* Start *

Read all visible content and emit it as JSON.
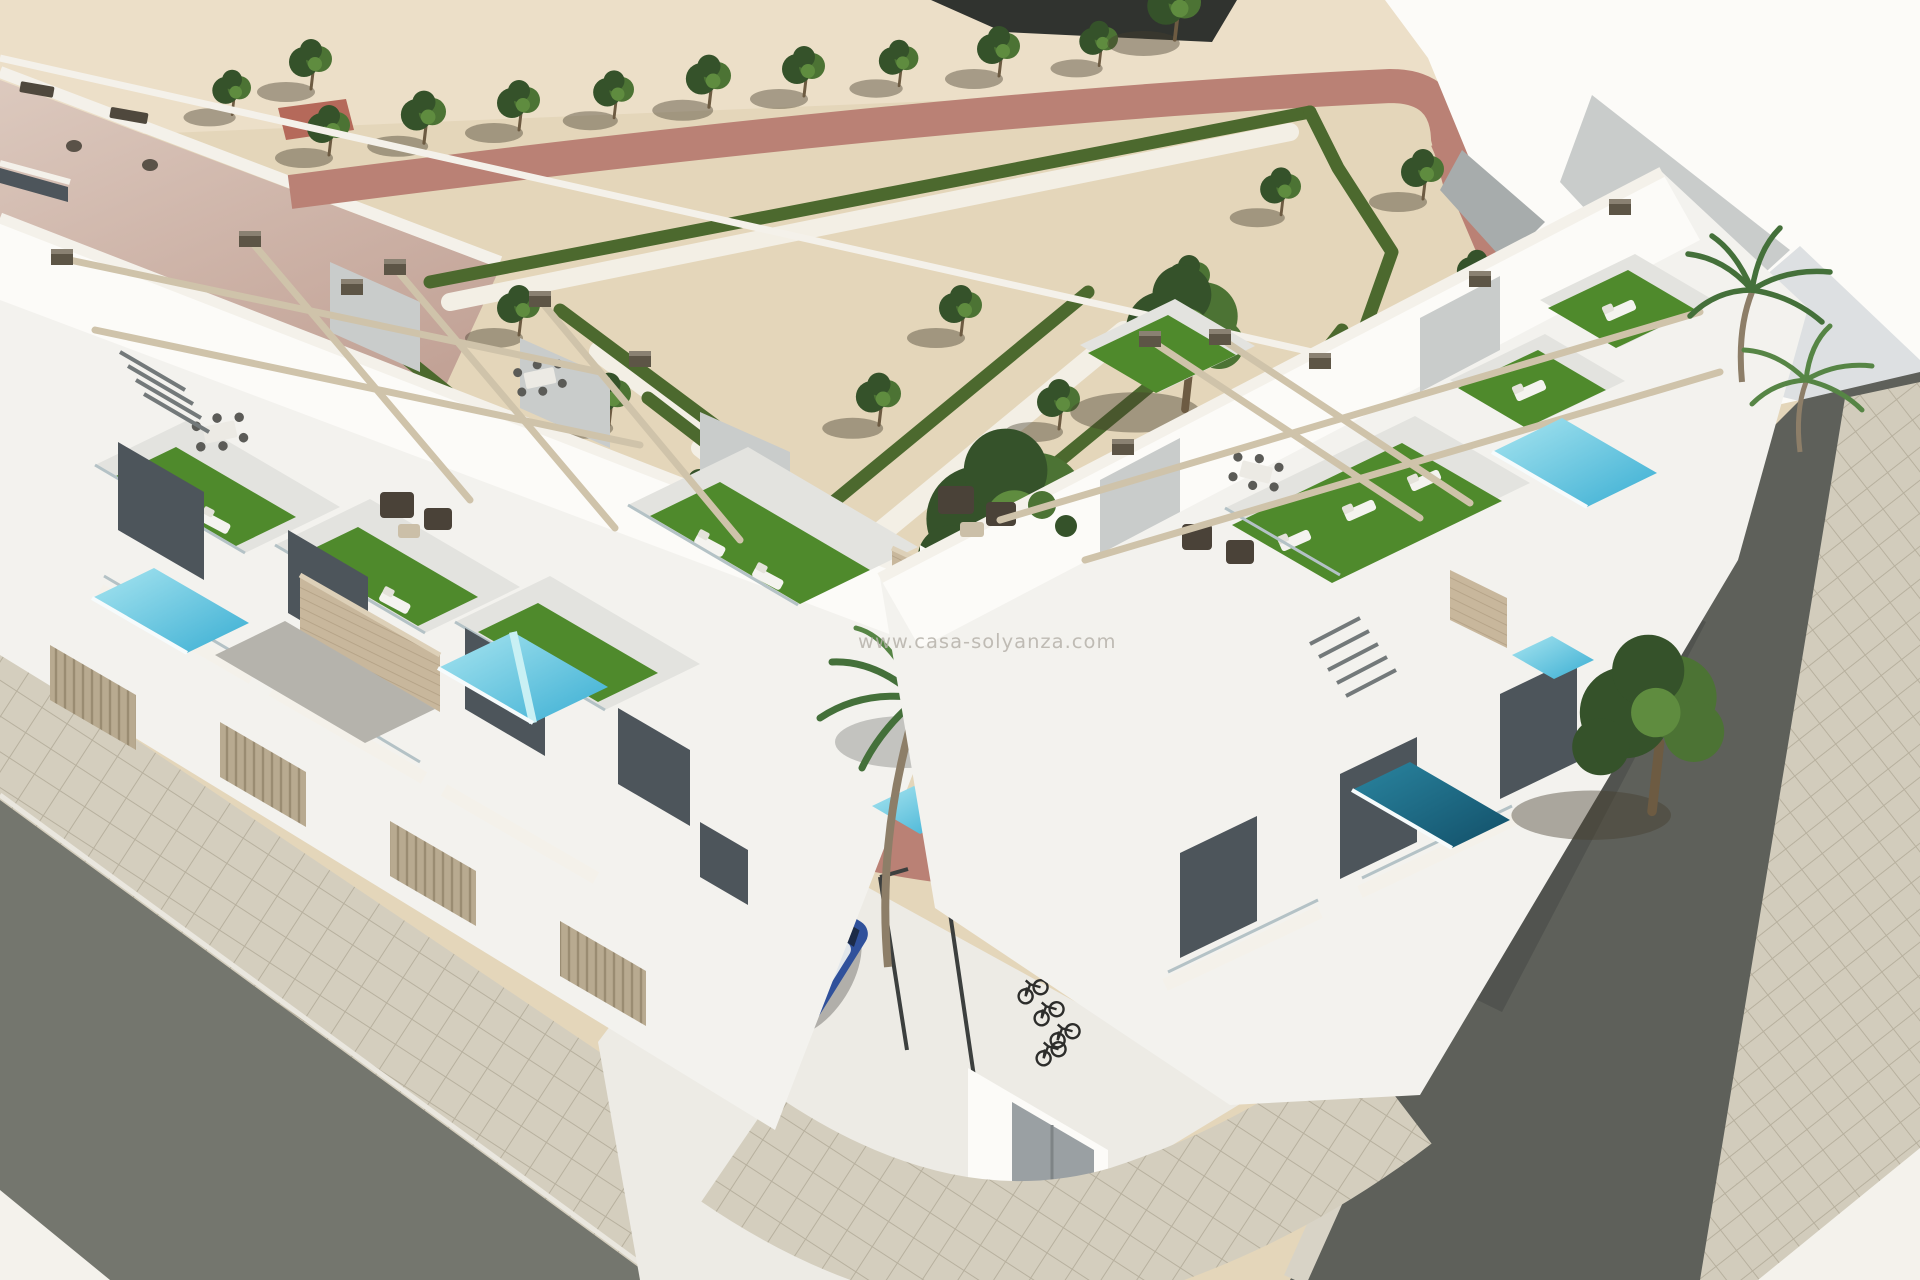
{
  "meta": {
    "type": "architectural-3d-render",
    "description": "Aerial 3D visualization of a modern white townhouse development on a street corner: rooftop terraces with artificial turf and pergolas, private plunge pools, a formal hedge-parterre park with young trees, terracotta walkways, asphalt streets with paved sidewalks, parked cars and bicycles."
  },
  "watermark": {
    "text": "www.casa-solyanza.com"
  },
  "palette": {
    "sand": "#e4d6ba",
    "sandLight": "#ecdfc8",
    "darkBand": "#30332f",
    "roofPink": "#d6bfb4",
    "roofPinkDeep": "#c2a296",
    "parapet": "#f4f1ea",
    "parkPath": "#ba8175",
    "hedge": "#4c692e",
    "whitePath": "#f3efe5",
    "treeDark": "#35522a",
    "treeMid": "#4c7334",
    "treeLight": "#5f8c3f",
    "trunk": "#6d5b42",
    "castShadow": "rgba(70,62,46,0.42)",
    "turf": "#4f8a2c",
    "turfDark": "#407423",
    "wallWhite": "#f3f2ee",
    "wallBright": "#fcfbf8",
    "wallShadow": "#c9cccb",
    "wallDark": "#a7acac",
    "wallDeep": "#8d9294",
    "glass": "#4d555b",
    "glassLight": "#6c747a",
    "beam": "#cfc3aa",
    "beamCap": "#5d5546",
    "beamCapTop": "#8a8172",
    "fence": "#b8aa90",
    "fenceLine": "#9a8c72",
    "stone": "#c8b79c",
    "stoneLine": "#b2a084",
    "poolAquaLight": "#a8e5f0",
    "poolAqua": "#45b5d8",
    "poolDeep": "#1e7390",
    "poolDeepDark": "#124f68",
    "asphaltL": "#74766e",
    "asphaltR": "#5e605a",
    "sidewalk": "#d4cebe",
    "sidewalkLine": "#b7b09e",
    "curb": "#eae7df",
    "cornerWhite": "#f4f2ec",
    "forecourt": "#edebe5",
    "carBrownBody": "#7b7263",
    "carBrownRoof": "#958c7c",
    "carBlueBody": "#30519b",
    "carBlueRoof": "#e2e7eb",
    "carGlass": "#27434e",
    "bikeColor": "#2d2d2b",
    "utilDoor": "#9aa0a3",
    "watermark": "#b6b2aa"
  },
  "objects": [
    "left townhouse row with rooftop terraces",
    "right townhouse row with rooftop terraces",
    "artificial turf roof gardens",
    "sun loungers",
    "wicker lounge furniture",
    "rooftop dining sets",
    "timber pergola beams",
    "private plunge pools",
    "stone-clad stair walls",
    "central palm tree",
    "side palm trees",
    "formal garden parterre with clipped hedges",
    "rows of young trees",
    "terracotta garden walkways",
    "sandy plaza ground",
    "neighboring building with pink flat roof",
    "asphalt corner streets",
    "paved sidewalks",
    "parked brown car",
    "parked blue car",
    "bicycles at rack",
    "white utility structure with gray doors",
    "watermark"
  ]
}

* End *

# [Problem]
Search the entries for the word "pools" and gather every line where it appears.

# [Solution for this task]
    "description": "Aerial 3D visualization of a modern white townhouse development on a street corner: rooftop terraces with artificial turf and pergolas, private plunge pools, a formal hedge-parterre park with young trees, terracotta walkways, asphalt streets with paved sidewalks, parked cars and bicycles."
    "private plunge pools",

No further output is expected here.